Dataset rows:
— begin —
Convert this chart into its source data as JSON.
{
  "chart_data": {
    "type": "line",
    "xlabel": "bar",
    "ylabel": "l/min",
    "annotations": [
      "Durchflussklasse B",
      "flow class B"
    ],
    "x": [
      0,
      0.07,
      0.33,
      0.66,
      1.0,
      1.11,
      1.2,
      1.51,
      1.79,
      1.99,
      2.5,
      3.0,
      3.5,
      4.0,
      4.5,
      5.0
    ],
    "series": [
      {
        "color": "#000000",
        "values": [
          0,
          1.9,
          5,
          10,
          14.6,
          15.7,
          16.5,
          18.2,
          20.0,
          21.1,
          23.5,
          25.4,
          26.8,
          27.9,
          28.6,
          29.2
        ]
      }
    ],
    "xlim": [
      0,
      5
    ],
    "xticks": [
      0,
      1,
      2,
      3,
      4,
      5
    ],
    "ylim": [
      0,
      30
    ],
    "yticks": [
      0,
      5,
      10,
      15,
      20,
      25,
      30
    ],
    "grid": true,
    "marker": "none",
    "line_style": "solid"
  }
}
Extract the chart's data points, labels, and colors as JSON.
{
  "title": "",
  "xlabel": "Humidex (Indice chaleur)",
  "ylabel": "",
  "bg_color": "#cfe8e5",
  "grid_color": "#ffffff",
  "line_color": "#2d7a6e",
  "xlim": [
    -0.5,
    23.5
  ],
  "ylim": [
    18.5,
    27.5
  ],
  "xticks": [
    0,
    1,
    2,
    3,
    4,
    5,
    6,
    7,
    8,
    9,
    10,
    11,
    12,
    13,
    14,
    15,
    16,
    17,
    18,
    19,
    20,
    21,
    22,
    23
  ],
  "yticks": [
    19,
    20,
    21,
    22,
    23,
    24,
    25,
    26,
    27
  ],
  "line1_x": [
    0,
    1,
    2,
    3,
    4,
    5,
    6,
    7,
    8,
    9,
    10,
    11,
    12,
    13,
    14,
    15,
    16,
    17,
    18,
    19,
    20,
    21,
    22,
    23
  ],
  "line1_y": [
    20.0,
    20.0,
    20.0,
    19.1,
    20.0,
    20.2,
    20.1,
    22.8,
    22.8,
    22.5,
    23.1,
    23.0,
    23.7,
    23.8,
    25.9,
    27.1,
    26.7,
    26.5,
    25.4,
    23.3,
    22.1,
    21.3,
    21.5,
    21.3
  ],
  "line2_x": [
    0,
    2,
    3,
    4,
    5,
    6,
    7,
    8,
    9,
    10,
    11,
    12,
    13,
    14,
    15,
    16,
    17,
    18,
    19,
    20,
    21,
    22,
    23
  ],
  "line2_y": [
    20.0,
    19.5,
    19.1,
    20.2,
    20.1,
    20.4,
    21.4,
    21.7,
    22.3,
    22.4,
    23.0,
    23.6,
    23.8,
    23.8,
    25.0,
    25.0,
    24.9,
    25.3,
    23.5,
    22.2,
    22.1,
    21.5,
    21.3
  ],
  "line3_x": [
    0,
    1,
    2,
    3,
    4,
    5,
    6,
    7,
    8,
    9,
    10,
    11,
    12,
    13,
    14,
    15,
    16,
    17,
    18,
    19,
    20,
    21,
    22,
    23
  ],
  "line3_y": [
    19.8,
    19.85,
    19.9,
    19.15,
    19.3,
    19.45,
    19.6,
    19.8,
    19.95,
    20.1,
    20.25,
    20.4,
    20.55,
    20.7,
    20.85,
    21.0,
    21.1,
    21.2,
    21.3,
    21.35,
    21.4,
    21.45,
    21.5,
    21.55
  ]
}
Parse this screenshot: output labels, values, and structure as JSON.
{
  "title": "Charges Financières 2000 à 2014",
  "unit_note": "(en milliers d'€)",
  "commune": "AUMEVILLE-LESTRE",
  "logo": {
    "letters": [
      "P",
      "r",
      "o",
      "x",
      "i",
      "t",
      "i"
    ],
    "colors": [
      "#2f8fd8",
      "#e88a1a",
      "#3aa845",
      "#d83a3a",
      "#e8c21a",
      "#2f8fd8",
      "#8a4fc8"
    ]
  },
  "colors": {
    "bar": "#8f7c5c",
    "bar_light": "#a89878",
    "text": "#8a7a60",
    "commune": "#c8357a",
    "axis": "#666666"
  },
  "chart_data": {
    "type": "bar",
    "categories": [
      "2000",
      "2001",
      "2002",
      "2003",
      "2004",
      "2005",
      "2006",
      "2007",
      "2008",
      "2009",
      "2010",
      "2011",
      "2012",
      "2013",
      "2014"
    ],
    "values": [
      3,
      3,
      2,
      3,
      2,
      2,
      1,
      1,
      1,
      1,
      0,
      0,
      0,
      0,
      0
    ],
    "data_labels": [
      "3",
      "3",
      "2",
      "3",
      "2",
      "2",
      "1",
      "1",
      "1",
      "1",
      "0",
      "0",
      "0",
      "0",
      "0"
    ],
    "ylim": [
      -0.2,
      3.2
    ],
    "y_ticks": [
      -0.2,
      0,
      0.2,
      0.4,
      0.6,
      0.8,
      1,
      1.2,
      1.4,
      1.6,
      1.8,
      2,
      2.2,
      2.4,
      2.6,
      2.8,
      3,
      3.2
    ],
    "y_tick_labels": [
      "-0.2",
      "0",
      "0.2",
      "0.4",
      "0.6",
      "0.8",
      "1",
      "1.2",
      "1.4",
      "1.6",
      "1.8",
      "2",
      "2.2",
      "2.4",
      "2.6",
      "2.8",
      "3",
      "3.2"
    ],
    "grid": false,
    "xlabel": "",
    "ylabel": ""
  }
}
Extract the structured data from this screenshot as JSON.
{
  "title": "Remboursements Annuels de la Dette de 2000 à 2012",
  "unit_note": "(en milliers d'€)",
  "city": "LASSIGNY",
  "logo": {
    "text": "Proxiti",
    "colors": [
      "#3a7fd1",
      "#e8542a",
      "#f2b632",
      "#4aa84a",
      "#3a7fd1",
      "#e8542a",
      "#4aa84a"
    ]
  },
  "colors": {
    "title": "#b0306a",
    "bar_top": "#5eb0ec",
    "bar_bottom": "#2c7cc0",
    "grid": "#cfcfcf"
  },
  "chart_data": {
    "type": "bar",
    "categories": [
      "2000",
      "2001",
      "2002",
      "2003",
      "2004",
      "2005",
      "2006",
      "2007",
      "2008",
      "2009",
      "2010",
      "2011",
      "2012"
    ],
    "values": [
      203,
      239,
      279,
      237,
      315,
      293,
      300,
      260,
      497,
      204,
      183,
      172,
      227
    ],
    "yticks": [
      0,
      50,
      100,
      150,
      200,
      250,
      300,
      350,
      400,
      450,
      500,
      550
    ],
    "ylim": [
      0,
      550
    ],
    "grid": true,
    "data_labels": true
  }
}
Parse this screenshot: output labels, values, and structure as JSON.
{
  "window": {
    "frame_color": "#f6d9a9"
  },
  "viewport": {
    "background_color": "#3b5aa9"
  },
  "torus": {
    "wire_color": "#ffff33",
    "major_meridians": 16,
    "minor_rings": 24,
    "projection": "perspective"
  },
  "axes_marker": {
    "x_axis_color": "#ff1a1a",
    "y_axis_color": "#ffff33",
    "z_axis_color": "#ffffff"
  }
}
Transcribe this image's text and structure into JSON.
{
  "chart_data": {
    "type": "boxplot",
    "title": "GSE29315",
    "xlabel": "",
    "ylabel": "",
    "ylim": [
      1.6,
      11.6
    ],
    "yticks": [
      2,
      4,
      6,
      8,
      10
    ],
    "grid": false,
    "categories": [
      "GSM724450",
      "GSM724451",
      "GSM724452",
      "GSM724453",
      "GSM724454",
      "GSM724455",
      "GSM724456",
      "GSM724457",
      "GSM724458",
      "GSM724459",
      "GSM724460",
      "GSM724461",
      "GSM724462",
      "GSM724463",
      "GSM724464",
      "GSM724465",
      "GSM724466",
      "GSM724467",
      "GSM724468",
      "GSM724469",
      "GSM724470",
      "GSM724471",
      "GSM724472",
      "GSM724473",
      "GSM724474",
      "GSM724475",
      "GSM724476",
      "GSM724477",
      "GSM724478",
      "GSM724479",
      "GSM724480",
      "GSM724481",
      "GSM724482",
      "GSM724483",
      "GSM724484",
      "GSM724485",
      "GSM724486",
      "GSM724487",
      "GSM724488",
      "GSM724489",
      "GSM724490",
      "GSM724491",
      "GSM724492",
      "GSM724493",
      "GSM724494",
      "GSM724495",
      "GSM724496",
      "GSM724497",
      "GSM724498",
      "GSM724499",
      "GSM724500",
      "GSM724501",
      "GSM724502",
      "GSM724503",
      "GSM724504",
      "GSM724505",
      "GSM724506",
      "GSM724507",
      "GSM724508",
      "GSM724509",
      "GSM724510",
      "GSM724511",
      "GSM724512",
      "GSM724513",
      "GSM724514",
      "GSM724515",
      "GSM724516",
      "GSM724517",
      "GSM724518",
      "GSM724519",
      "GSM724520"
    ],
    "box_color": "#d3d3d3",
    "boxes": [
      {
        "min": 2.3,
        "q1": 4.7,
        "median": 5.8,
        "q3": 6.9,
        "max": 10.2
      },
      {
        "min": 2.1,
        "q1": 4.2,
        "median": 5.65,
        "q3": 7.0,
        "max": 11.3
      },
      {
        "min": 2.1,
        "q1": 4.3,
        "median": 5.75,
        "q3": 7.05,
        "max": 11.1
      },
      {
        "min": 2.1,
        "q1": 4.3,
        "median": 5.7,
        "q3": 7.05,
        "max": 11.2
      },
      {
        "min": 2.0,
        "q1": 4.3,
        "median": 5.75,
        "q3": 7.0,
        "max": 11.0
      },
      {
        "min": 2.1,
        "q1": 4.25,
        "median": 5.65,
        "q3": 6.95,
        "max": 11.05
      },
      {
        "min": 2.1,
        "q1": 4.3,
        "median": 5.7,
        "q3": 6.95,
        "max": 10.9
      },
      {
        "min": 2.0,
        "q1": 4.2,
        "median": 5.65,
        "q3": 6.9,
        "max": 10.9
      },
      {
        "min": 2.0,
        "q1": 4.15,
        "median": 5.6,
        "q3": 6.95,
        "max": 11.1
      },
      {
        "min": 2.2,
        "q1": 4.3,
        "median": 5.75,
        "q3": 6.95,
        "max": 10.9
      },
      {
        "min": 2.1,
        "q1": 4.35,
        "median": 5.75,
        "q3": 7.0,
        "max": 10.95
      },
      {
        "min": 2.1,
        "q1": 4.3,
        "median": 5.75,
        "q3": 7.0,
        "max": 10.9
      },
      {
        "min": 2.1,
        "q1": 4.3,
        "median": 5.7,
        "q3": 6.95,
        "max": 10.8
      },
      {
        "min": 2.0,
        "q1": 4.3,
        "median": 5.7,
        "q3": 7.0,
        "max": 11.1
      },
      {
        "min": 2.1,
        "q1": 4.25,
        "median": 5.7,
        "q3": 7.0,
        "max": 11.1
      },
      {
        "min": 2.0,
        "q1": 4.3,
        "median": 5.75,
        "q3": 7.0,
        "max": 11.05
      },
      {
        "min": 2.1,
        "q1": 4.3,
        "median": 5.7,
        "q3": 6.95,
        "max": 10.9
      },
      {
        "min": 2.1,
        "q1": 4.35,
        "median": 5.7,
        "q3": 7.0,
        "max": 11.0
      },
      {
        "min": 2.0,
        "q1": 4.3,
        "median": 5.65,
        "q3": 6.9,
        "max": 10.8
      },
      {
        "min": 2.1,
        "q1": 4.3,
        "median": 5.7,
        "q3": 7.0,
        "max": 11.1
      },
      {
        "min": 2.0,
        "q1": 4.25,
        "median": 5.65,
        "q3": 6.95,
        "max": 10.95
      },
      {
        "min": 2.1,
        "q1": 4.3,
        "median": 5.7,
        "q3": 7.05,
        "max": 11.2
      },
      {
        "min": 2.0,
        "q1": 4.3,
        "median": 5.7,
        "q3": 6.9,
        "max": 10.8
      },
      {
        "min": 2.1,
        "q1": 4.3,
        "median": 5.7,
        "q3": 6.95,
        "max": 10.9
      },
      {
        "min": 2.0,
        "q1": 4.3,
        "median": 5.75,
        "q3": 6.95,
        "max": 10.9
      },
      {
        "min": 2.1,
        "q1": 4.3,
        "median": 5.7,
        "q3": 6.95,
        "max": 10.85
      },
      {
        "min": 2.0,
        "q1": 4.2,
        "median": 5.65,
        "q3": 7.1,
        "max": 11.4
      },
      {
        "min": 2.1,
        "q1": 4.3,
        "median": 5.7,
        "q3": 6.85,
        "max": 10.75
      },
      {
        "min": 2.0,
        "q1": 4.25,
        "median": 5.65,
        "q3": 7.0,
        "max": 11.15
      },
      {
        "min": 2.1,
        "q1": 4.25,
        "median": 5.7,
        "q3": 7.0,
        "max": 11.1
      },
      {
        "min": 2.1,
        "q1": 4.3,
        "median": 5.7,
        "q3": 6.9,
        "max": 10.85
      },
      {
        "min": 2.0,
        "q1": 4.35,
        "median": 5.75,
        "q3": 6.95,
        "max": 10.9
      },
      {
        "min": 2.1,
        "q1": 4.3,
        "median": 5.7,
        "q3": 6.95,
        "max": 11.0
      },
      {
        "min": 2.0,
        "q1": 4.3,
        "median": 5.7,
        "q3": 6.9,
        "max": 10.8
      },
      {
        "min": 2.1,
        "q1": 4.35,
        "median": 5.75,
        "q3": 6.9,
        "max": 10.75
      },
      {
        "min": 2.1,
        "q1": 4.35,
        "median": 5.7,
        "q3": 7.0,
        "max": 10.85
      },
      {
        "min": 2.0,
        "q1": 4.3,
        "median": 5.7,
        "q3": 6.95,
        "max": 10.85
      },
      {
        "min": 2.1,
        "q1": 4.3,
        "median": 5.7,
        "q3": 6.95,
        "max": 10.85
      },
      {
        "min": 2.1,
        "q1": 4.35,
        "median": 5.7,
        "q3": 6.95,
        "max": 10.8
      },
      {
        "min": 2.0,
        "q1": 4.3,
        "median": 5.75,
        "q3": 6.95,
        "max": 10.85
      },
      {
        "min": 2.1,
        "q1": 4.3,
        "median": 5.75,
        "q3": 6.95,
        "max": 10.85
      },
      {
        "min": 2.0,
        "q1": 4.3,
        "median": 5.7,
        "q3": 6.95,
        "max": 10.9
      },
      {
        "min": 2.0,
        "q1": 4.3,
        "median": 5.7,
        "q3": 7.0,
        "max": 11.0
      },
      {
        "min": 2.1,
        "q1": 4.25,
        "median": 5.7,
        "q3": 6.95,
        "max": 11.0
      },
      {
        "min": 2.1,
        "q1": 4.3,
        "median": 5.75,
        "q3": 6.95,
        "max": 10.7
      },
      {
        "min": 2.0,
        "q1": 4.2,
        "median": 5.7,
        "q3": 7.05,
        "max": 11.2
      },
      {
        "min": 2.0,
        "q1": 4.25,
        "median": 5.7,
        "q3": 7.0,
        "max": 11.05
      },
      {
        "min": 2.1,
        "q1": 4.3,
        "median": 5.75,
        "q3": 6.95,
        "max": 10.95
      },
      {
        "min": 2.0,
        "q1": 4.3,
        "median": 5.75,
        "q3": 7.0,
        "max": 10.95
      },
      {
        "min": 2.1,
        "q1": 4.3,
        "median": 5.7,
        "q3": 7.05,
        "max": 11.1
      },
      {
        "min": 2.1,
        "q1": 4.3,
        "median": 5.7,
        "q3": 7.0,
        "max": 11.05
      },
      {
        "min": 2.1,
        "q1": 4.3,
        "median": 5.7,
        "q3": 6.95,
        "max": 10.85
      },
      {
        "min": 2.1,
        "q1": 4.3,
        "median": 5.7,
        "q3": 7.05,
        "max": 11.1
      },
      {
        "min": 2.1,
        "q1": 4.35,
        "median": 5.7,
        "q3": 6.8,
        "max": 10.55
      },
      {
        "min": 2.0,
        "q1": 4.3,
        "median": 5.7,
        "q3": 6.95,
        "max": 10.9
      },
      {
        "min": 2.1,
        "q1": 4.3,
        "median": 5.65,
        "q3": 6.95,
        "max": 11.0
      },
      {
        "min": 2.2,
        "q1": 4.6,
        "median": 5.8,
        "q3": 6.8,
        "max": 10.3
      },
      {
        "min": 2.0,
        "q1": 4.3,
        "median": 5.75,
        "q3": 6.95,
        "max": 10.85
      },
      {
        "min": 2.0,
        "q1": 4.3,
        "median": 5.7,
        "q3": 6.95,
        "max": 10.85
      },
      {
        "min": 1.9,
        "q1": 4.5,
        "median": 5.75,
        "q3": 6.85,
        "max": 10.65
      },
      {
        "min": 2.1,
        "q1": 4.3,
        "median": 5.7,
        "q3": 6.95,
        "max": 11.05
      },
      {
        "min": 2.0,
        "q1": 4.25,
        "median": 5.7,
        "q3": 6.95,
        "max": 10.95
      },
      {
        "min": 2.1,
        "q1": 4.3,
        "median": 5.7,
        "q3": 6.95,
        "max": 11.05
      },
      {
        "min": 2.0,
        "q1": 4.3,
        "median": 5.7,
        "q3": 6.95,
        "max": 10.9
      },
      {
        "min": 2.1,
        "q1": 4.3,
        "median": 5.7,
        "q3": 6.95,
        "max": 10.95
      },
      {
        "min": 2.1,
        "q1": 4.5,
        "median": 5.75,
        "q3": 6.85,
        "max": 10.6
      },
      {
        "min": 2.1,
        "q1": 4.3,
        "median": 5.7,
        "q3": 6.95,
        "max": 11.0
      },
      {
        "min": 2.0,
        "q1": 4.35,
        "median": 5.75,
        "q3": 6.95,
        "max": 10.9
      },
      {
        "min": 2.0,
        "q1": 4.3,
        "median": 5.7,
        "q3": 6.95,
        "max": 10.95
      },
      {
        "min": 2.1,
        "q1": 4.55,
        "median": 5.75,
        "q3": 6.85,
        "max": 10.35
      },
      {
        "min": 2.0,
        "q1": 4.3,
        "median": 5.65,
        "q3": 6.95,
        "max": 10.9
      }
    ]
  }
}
— end —
Goal: Please list every line of the records that contains "ffffff".

Solution for this problem:
  "grid_color": "#ffffff",
    "z_axis_color": "#ffffff"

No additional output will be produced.